* Brief *
Write the data out again exactly, dropping any images it holds.

* Supplied material *
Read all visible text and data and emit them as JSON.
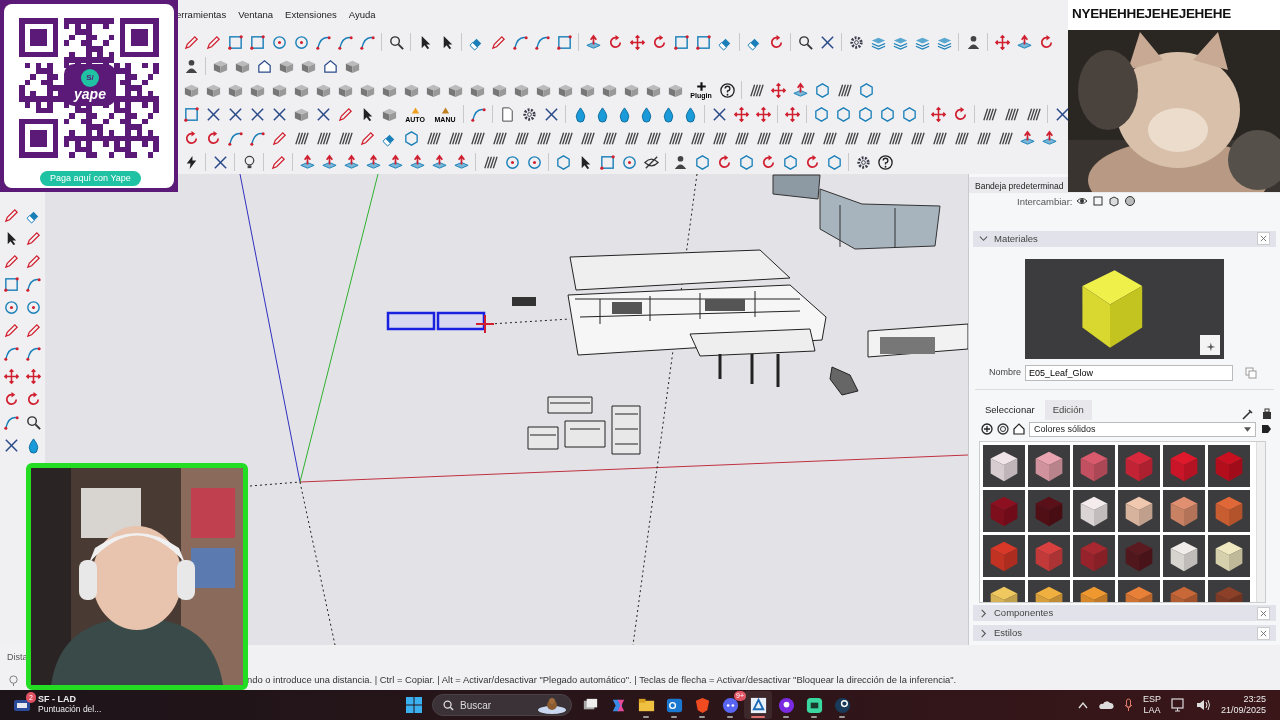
{
  "menu": [
    {
      "label": "erramientas"
    },
    {
      "label": "Ventana"
    },
    {
      "label": "Extensiones"
    },
    {
      "label": "Ayuda"
    }
  ],
  "toolbar_captions": {
    "plugin": "Plugin",
    "auto": "AUTO",
    "manual": "MANU"
  },
  "tray": {
    "title": "Bandeja predeterminad",
    "swap_label": "Intercambiar:",
    "panels": [
      {
        "title": "Materiales",
        "expanded": true
      },
      {
        "title": "Componentes",
        "expanded": false
      },
      {
        "title": "Estilos",
        "expanded": false
      }
    ],
    "materials": {
      "name_label": "Nombre",
      "name_value": "E05_Leaf_Glow",
      "tabs": [
        {
          "label": "Seleccionar",
          "selected": true
        },
        {
          "label": "Edición",
          "selected": false
        }
      ],
      "library": "Colores sólidos",
      "swatches": [
        {
          "color": "#f0e4e8"
        },
        {
          "color": "#e8a4b0"
        },
        {
          "color": "#d85a6c"
        },
        {
          "color": "#d8283c"
        },
        {
          "color": "#e0182c"
        },
        {
          "color": "#c81020"
        },
        {
          "color": "#8c1020"
        },
        {
          "color": "#5a1018"
        },
        {
          "color": "#f4ecec"
        },
        {
          "color": "#f0c8b0"
        },
        {
          "color": "#e09070"
        },
        {
          "color": "#e06838"
        },
        {
          "color": "#d83828"
        },
        {
          "color": "#d84040"
        },
        {
          "color": "#a82830"
        },
        {
          "color": "#5a1a20"
        },
        {
          "color": "#f0ece8"
        },
        {
          "color": "#f0e8c0"
        },
        {
          "color": "#f0c860"
        },
        {
          "color": "#f0b040"
        },
        {
          "color": "#f09830"
        },
        {
          "color": "#e88038"
        },
        {
          "color": "#c86838"
        },
        {
          "color": "#8c4028"
        }
      ]
    }
  },
  "status_bar": {
    "measurement_label": "Dista",
    "hint": "ndo o introduce una distancia. | Ctrl = Copiar. | Alt = Activar/desactivar \"Plegado automático\". | Teclas de flecha = Activar/desactivar \"Bloquear la dirección de la inferencia\"."
  },
  "taskbar": {
    "notification": {
      "badge": "2",
      "title": "SF - LAD",
      "subtitle": "Puntuación del..."
    },
    "search_label": "Buscar",
    "apps": [
      {
        "kind": "taskview",
        "running": false,
        "active": false
      },
      {
        "kind": "copilot",
        "running": false,
        "active": false
      },
      {
        "kind": "folder",
        "running": true,
        "active": false
      },
      {
        "kind": "mail",
        "running": true,
        "active": false
      },
      {
        "kind": "browser",
        "running": true,
        "active": false
      },
      {
        "kind": "chat",
        "running": true,
        "active": false,
        "badge": "9+"
      },
      {
        "kind": "modeler",
        "running": true,
        "active": true
      },
      {
        "kind": "player",
        "running": true,
        "active": false
      },
      {
        "kind": "game",
        "running": true,
        "active": false
      },
      {
        "kind": "steam",
        "running": true,
        "active": false
      }
    ],
    "language": "ESP",
    "layout": "LAA",
    "time": "23:25",
    "date": "21/09/2025"
  },
  "overlays": {
    "qr": {
      "currency": "S/",
      "brand": "yape",
      "button": "Paga aquí con Yape"
    },
    "caption": "NYEHEHHEJEHEJEHEHE"
  }
}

* Final answer *
Read all visible text and data and emit them as JSON.
{
  "menu": [
    {
      "label": "erramientas"
    },
    {
      "label": "Ventana"
    },
    {
      "label": "Extensiones"
    },
    {
      "label": "Ayuda"
    }
  ],
  "toolbar_captions": {
    "plugin": "Plugin",
    "auto": "AUTO",
    "manual": "MANU"
  },
  "tray": {
    "title": "Bandeja predeterminad",
    "swap_label": "Intercambiar:",
    "panels": [
      {
        "title": "Materiales",
        "expanded": true
      },
      {
        "title": "Componentes",
        "expanded": false
      },
      {
        "title": "Estilos",
        "expanded": false
      }
    ],
    "materials": {
      "name_label": "Nombre",
      "name_value": "E05_Leaf_Glow",
      "tabs": [
        {
          "label": "Seleccionar",
          "selected": true
        },
        {
          "label": "Edición",
          "selected": false
        }
      ],
      "library": "Colores sólidos",
      "swatches": [
        {
          "color": "#f0e4e8"
        },
        {
          "color": "#e8a4b0"
        },
        {
          "color": "#d85a6c"
        },
        {
          "color": "#d8283c"
        },
        {
          "color": "#e0182c"
        },
        {
          "color": "#c81020"
        },
        {
          "color": "#8c1020"
        },
        {
          "color": "#5a1018"
        },
        {
          "color": "#f4ecec"
        },
        {
          "color": "#f0c8b0"
        },
        {
          "color": "#e09070"
        },
        {
          "color": "#e06838"
        },
        {
          "color": "#d83828"
        },
        {
          "color": "#d84040"
        },
        {
          "color": "#a82830"
        },
        {
          "color": "#5a1a20"
        },
        {
          "color": "#f0ece8"
        },
        {
          "color": "#f0e8c0"
        },
        {
          "color": "#f0c860"
        },
        {
          "color": "#f0b040"
        },
        {
          "color": "#f09830"
        },
        {
          "color": "#e88038"
        },
        {
          "color": "#c86838"
        },
        {
          "color": "#8c4028"
        }
      ]
    }
  },
  "status_bar": {
    "measurement_label": "Dista",
    "hint": "ndo o introduce una distancia. | Ctrl = Copiar. | Alt = Activar/desactivar \"Plegado automático\". | Teclas de flecha = Activar/desactivar \"Bloquear la dirección de la inferencia\"."
  },
  "taskbar": {
    "notification": {
      "badge": "2",
      "title": "SF - LAD",
      "subtitle": "Puntuación del..."
    },
    "search_label": "Buscar",
    "apps": [
      {
        "kind": "taskview",
        "running": false,
        "active": false
      },
      {
        "kind": "copilot",
        "running": false,
        "active": false
      },
      {
        "kind": "folder",
        "running": true,
        "active": false
      },
      {
        "kind": "mail",
        "running": true,
        "active": false
      },
      {
        "kind": "browser",
        "running": true,
        "active": false
      },
      {
        "kind": "chat",
        "running": true,
        "active": false,
        "badge": "9+"
      },
      {
        "kind": "modeler",
        "running": true,
        "active": true
      },
      {
        "kind": "player",
        "running": true,
        "active": false
      },
      {
        "kind": "game",
        "running": true,
        "active": false
      },
      {
        "kind": "steam",
        "running": true,
        "active": false
      }
    ],
    "language": "ESP",
    "layout": "LAA",
    "time": "23:25",
    "date": "21/09/2025"
  },
  "overlays": {
    "qr": {
      "currency": "S/",
      "brand": "yape",
      "button": "Paga aquí con Yape"
    },
    "caption": "NYEHEHHEJEHEJEHEHE"
  }
}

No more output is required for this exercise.